** START OF Dataset extract **
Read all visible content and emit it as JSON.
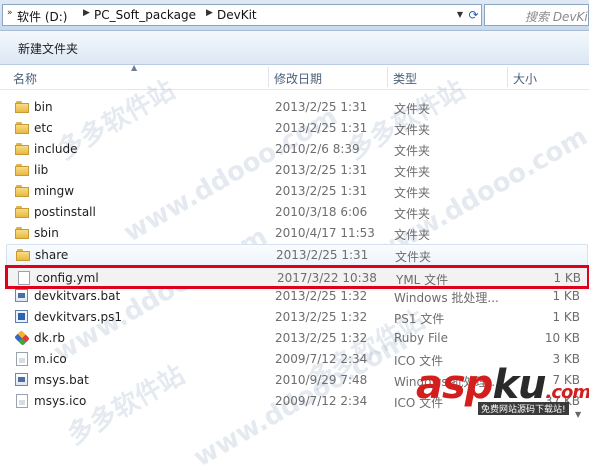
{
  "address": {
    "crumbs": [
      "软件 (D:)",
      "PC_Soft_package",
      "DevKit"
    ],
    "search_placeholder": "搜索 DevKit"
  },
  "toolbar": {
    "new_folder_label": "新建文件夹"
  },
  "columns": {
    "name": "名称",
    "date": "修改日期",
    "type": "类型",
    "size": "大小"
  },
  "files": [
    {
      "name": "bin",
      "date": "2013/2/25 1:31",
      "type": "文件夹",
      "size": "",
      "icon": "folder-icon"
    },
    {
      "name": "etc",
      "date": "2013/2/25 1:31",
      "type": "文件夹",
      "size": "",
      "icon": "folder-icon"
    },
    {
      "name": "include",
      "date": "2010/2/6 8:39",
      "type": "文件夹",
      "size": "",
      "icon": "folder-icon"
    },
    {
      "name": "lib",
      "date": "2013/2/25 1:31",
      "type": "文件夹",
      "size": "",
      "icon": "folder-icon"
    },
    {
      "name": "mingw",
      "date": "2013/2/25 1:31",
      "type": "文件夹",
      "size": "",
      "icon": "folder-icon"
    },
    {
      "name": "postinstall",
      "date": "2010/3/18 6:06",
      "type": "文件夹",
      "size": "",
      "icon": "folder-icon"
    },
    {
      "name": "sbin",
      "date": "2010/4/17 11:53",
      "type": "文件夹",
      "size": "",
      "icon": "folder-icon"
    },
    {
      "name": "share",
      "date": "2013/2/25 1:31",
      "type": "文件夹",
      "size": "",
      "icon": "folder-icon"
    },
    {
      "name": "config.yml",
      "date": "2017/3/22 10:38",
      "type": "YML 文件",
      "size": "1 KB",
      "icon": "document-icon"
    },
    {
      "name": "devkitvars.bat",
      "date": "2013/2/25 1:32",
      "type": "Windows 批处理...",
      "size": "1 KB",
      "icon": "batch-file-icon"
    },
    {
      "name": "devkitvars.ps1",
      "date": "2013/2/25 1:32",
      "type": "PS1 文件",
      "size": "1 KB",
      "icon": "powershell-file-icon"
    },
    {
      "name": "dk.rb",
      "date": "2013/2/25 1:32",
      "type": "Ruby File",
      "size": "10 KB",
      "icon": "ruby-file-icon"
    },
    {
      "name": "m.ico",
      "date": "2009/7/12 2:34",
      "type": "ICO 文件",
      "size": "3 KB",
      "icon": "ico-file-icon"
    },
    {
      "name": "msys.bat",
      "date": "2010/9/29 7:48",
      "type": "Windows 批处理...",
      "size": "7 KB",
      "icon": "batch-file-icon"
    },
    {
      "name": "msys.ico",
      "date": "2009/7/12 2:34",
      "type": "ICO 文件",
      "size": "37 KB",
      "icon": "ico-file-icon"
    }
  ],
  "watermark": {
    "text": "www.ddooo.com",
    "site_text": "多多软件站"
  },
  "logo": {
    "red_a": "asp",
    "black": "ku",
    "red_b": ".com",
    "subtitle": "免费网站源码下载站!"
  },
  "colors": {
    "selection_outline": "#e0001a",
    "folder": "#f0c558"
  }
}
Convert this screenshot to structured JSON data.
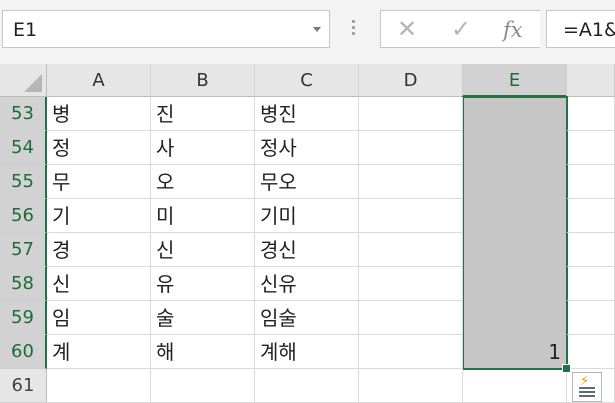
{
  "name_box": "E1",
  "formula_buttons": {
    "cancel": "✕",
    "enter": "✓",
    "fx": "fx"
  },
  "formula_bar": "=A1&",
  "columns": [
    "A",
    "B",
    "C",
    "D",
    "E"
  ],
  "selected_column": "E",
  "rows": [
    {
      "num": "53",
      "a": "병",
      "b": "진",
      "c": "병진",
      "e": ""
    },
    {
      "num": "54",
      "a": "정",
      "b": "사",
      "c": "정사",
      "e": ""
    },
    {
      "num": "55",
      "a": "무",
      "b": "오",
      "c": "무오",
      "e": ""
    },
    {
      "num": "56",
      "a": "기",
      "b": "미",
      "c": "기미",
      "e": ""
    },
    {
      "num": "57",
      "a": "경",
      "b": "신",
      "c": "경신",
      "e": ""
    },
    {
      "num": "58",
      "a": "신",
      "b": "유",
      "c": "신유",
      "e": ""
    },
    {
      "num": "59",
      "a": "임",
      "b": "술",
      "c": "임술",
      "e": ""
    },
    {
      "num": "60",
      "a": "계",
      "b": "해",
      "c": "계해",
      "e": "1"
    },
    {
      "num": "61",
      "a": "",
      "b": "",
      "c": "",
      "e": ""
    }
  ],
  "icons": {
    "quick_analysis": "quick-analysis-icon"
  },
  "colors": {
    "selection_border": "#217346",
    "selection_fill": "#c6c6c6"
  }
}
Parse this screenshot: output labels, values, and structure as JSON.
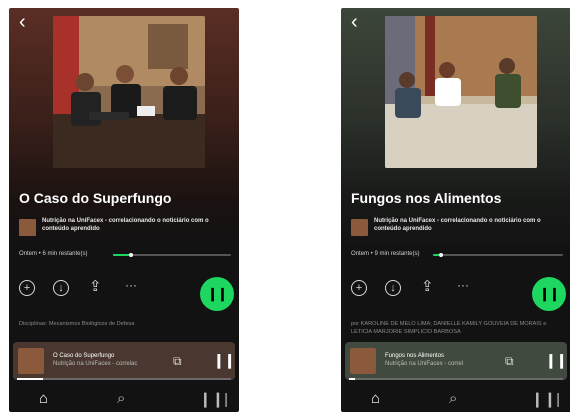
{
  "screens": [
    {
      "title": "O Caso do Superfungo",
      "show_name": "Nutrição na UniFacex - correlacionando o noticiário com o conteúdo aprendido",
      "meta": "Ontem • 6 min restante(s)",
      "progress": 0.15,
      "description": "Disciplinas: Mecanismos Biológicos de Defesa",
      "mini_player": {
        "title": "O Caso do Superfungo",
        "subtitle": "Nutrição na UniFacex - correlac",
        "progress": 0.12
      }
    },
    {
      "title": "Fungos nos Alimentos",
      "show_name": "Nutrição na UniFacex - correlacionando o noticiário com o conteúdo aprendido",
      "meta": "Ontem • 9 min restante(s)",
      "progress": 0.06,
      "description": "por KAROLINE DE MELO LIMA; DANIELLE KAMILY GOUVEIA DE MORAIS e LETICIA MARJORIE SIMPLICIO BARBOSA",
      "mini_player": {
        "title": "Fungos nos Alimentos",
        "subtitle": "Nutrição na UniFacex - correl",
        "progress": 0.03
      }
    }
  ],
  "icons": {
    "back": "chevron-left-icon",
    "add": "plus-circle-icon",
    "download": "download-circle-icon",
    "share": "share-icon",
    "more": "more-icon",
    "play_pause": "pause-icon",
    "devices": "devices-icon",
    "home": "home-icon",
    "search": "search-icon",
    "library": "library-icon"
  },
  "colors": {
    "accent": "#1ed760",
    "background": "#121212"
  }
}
** END OF Dataset extract **
** START OF Dataset extract **
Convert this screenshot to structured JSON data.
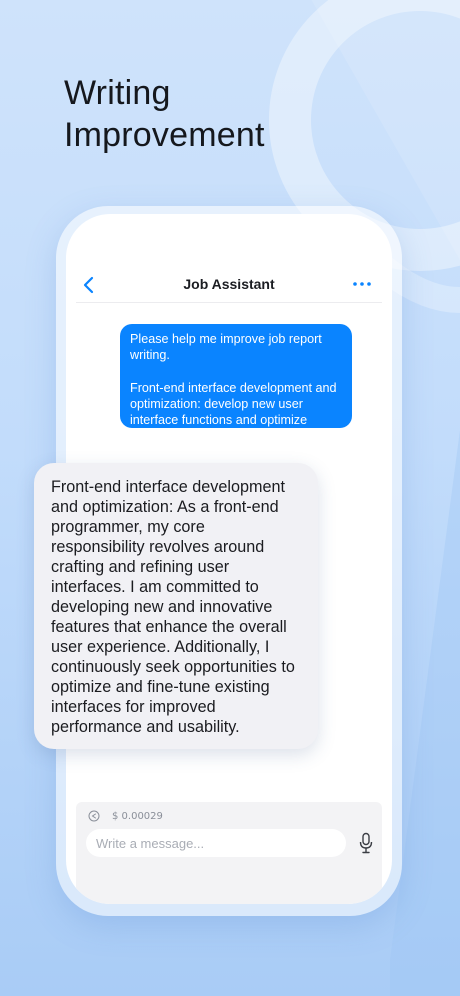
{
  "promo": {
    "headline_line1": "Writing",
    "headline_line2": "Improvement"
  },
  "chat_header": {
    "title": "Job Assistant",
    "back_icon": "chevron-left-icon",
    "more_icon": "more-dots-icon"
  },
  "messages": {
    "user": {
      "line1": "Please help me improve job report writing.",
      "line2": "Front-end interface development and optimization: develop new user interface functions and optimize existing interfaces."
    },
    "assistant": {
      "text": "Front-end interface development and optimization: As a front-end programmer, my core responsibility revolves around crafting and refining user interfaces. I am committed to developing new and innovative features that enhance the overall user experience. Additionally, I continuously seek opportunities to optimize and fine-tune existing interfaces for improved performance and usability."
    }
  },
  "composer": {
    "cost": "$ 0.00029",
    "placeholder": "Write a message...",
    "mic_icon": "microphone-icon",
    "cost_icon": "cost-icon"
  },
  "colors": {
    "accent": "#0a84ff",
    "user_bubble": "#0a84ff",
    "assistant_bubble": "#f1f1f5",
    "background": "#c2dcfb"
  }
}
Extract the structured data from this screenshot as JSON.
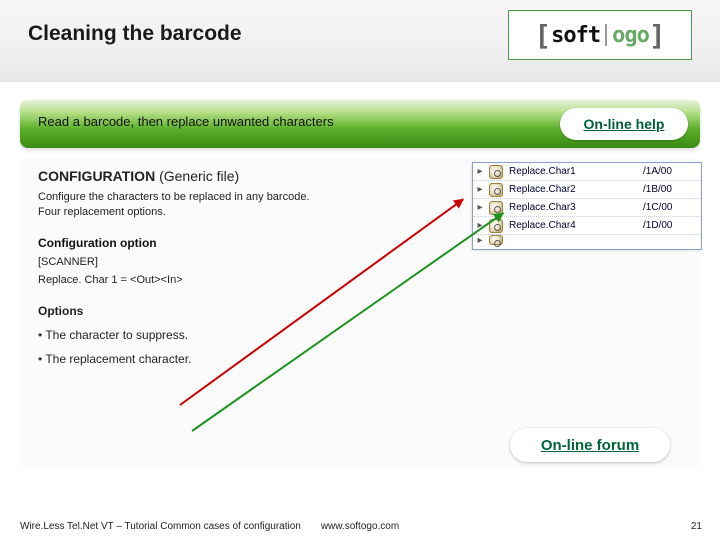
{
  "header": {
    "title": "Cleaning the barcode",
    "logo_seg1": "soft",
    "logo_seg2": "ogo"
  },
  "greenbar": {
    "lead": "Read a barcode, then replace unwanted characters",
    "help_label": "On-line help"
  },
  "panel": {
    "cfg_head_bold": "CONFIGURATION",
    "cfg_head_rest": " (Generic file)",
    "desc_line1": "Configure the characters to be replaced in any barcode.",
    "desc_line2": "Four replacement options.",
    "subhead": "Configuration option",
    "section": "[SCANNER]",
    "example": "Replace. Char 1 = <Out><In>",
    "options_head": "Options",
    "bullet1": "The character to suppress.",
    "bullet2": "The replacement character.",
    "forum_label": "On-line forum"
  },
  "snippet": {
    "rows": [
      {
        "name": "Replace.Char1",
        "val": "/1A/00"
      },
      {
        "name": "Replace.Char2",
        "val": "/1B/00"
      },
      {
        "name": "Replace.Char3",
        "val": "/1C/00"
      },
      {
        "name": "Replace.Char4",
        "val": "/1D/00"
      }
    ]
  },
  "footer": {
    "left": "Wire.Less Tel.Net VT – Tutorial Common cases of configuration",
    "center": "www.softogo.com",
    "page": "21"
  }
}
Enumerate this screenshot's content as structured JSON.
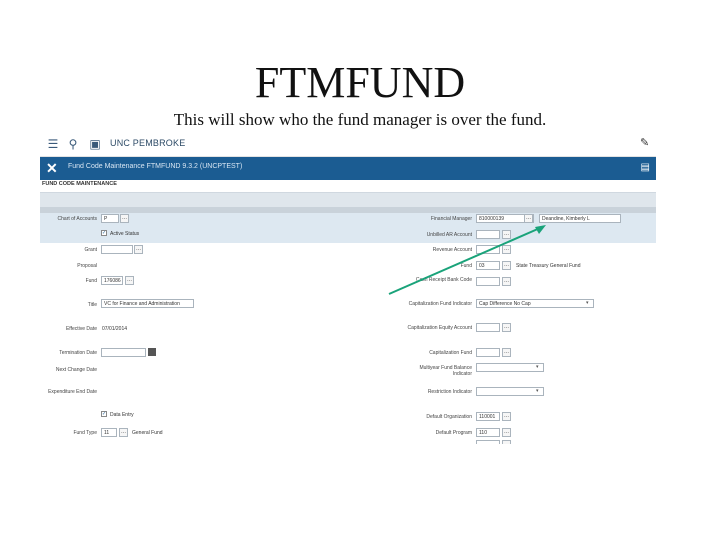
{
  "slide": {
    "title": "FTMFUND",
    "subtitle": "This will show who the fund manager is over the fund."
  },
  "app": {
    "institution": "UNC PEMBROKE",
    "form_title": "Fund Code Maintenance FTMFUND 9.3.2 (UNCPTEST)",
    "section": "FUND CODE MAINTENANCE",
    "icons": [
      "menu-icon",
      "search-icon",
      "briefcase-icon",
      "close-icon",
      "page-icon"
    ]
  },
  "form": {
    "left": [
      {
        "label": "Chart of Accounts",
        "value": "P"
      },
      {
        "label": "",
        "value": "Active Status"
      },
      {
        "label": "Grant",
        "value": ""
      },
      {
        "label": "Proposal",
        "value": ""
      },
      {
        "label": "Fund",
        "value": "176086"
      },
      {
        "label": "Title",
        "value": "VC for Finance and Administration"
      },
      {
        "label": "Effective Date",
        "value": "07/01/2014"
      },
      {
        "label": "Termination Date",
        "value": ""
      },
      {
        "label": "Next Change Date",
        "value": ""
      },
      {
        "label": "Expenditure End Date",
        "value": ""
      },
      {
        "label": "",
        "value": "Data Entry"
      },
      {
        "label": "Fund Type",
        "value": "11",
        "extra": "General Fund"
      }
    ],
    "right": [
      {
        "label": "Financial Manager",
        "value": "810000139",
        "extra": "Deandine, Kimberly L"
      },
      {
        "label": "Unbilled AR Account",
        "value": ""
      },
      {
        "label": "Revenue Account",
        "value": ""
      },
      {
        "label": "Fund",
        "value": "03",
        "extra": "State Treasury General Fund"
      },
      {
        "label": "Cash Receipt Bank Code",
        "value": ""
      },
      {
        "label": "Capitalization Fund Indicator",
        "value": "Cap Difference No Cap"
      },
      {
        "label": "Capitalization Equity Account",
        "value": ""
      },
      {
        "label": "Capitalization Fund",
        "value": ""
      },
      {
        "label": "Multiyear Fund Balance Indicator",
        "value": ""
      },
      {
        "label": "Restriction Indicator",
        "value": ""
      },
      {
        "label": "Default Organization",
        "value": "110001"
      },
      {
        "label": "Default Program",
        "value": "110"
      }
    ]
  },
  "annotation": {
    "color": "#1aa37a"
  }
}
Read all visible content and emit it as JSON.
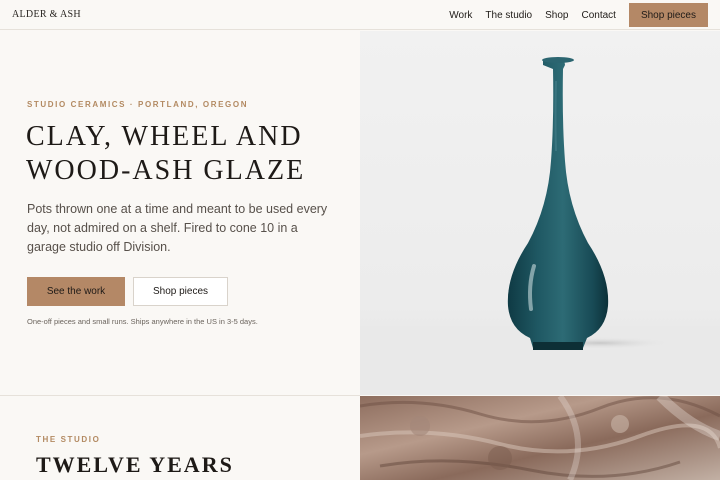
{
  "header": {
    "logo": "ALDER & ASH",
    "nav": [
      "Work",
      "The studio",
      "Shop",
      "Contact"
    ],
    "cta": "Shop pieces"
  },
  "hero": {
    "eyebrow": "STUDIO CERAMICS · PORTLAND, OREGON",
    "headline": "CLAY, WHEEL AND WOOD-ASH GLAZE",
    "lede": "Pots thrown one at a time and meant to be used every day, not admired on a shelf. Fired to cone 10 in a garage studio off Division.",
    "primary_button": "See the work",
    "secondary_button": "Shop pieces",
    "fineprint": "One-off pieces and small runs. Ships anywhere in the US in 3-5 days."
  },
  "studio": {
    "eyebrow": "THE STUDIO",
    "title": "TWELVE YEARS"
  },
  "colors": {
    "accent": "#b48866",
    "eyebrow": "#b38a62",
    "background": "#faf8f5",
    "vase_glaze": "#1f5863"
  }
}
** END OF Dataset extract **
** START OF Dataset extract **
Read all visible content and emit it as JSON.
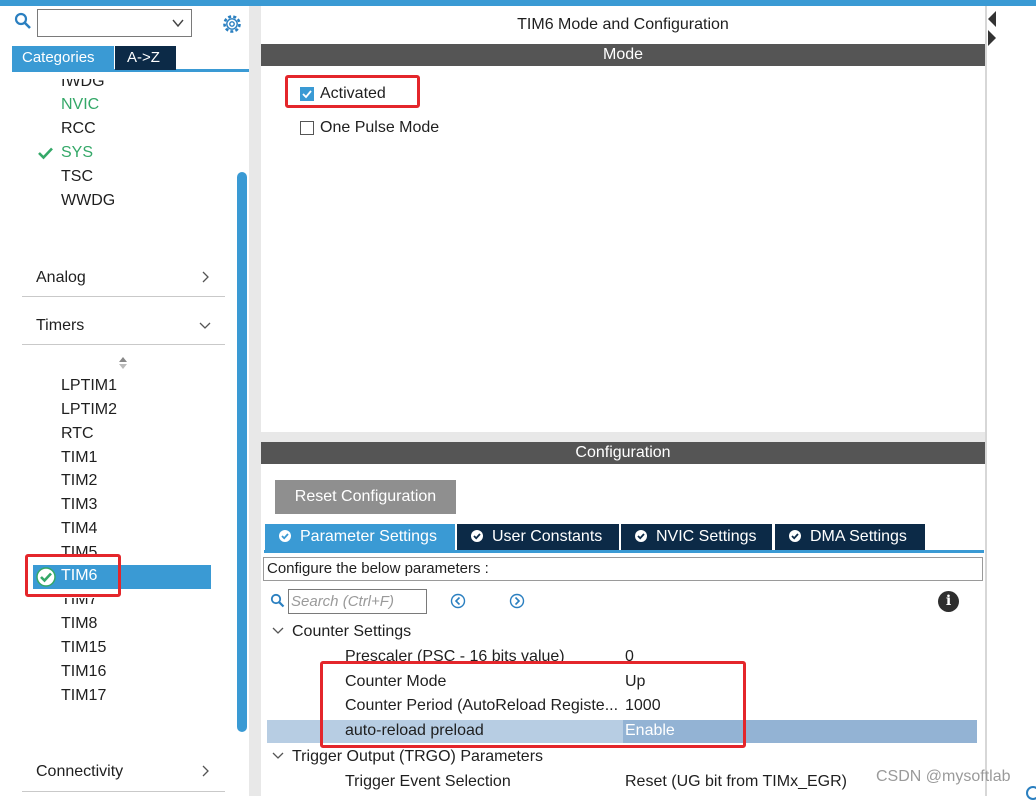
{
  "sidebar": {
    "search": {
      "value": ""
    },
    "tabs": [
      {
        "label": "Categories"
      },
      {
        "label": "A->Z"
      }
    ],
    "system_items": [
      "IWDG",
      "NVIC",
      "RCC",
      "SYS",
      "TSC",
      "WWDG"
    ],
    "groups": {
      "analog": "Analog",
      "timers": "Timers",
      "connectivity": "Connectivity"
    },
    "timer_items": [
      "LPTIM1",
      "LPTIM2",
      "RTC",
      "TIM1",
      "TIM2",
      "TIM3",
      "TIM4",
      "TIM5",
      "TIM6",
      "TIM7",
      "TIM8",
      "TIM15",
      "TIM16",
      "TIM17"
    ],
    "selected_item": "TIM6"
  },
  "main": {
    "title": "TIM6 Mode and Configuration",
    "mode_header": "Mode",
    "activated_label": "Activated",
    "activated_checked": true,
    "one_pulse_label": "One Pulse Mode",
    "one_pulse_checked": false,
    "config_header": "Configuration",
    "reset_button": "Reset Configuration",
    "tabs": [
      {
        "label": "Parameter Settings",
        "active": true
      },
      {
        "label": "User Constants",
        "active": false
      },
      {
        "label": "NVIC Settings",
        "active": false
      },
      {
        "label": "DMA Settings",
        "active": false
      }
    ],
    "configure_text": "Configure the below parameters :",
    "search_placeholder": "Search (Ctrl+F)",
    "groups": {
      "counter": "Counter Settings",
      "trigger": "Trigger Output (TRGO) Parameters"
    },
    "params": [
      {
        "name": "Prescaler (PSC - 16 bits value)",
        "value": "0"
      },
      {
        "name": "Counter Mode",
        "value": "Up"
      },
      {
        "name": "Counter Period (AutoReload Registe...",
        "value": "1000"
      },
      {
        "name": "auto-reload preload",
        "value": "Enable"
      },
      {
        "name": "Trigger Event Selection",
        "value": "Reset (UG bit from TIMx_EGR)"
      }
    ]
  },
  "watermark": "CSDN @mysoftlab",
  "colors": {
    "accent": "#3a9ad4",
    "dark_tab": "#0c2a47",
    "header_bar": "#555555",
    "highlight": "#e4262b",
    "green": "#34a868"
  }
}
** END OF Dataset extract **
> _Work to be completed_
Show every line in the entries where the string "restante" occurs.

> _The reply_
      "meta": "Ontem • 6 min restante(s)",
      "meta": "Ontem • 9 min restante(s)",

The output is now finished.